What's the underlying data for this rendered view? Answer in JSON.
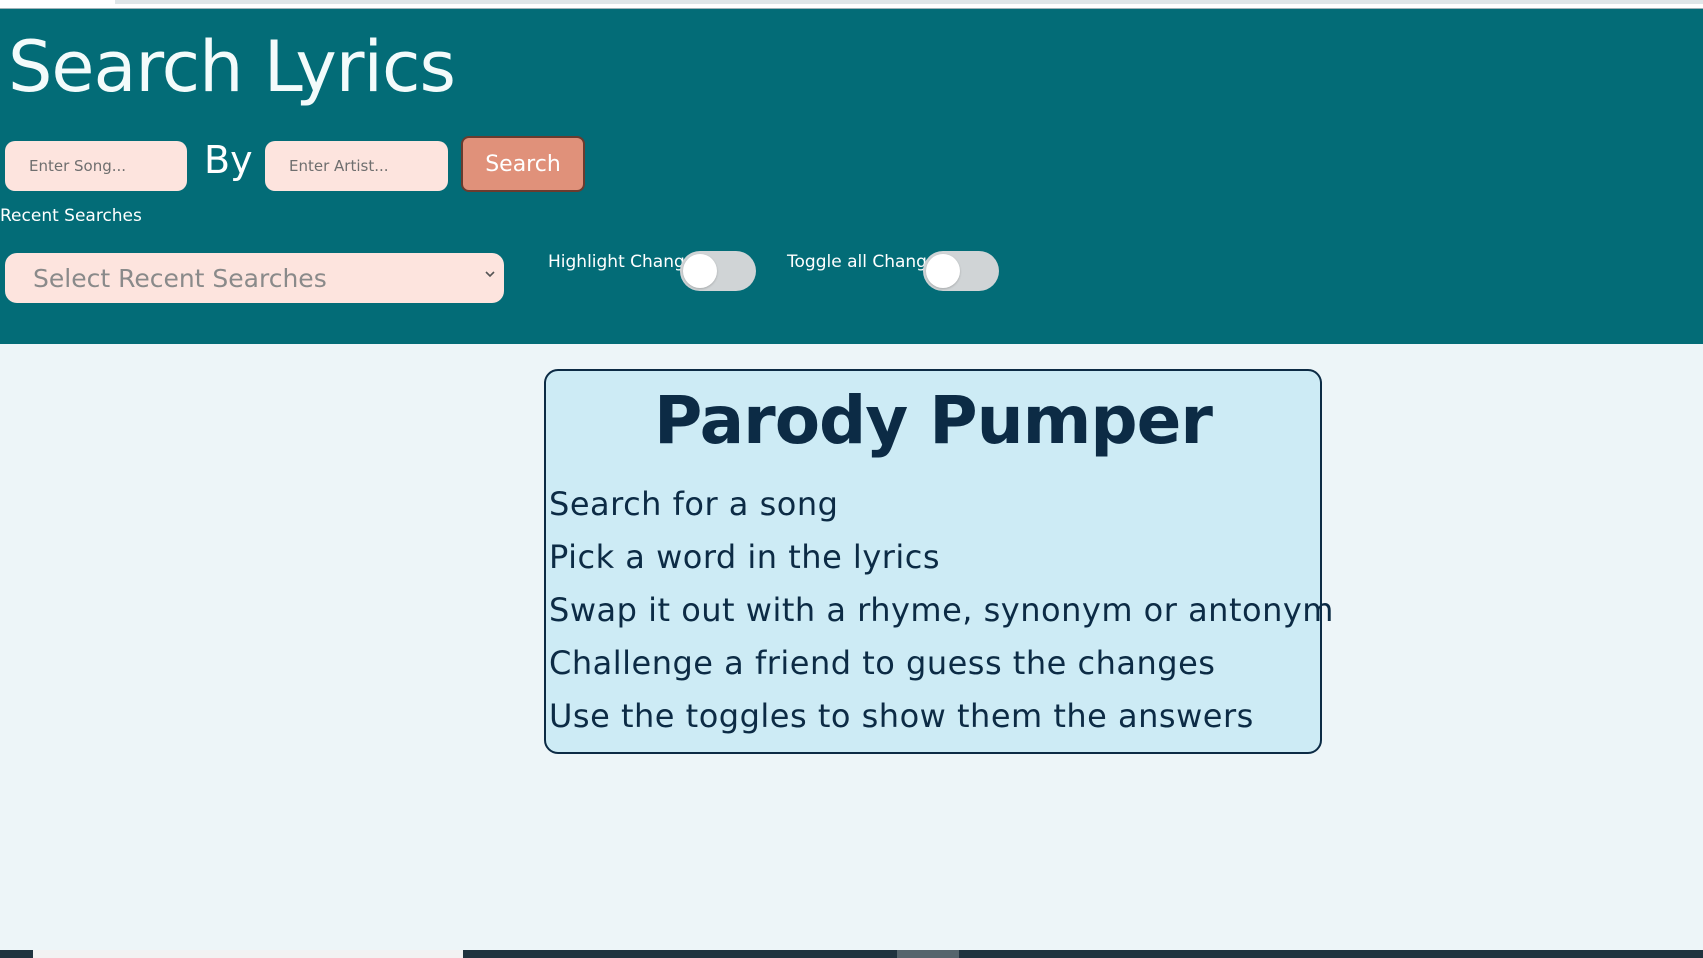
{
  "header": {
    "title": "Search Lyrics",
    "song_placeholder": "Enter Song...",
    "by_label": "By",
    "artist_placeholder": "Enter Artist...",
    "search_label": "Search",
    "recent_label": "Recent Searches",
    "recent_select_text": "Select Recent Searches",
    "highlight_label": "Highlight Changes",
    "toggle_all_label": "Toggle all Changes"
  },
  "toggles": {
    "highlight_changes": false,
    "toggle_all_changes": false
  },
  "card": {
    "title": "Parody Pumper",
    "steps": [
      "Search for a song",
      "Pick a word in the lyrics",
      "Swap it out with a rhyme, synonym or antonym",
      "Challenge a friend to guess the changes",
      "Use the toggles to show them the answers"
    ]
  },
  "colors": {
    "header_bg": "#036c77",
    "input_bg": "#fde4de",
    "search_button": "#e0917a",
    "card_bg": "#cdebf5",
    "card_text": "#0c2b45",
    "page_bg": "#edf5f8"
  },
  "icons": {
    "select_arrow": "chevron-down-icon"
  }
}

# # # #

:: Set exercise ::
Pictures are to be left out; the records above must be repeated word for word.

:: Written response ::
What's the underlying data for this rendered view? Answer in JSON.
{
  "header": {
    "title": "Search Lyrics",
    "song_placeholder": "Enter Song...",
    "by_label": "By",
    "artist_placeholder": "Enter Artist...",
    "search_label": "Search",
    "recent_label": "Recent Searches",
    "recent_select_text": "Select Recent Searches",
    "highlight_label": "Highlight Changes",
    "toggle_all_label": "Toggle all Changes"
  },
  "toggles": {
    "highlight_changes": false,
    "toggle_all_changes": false
  },
  "card": {
    "title": "Parody Pumper",
    "steps": [
      "Search for a song",
      "Pick a word in the lyrics",
      "Swap it out with a rhyme, synonym or antonym",
      "Challenge a friend to guess the changes",
      "Use the toggles to show them the answers"
    ]
  },
  "colors": {
    "header_bg": "#036c77",
    "input_bg": "#fde4de",
    "search_button": "#e0917a",
    "card_bg": "#cdebf5",
    "card_text": "#0c2b45",
    "page_bg": "#edf5f8"
  },
  "icons": {
    "select_arrow": "chevron-down-icon"
  }
}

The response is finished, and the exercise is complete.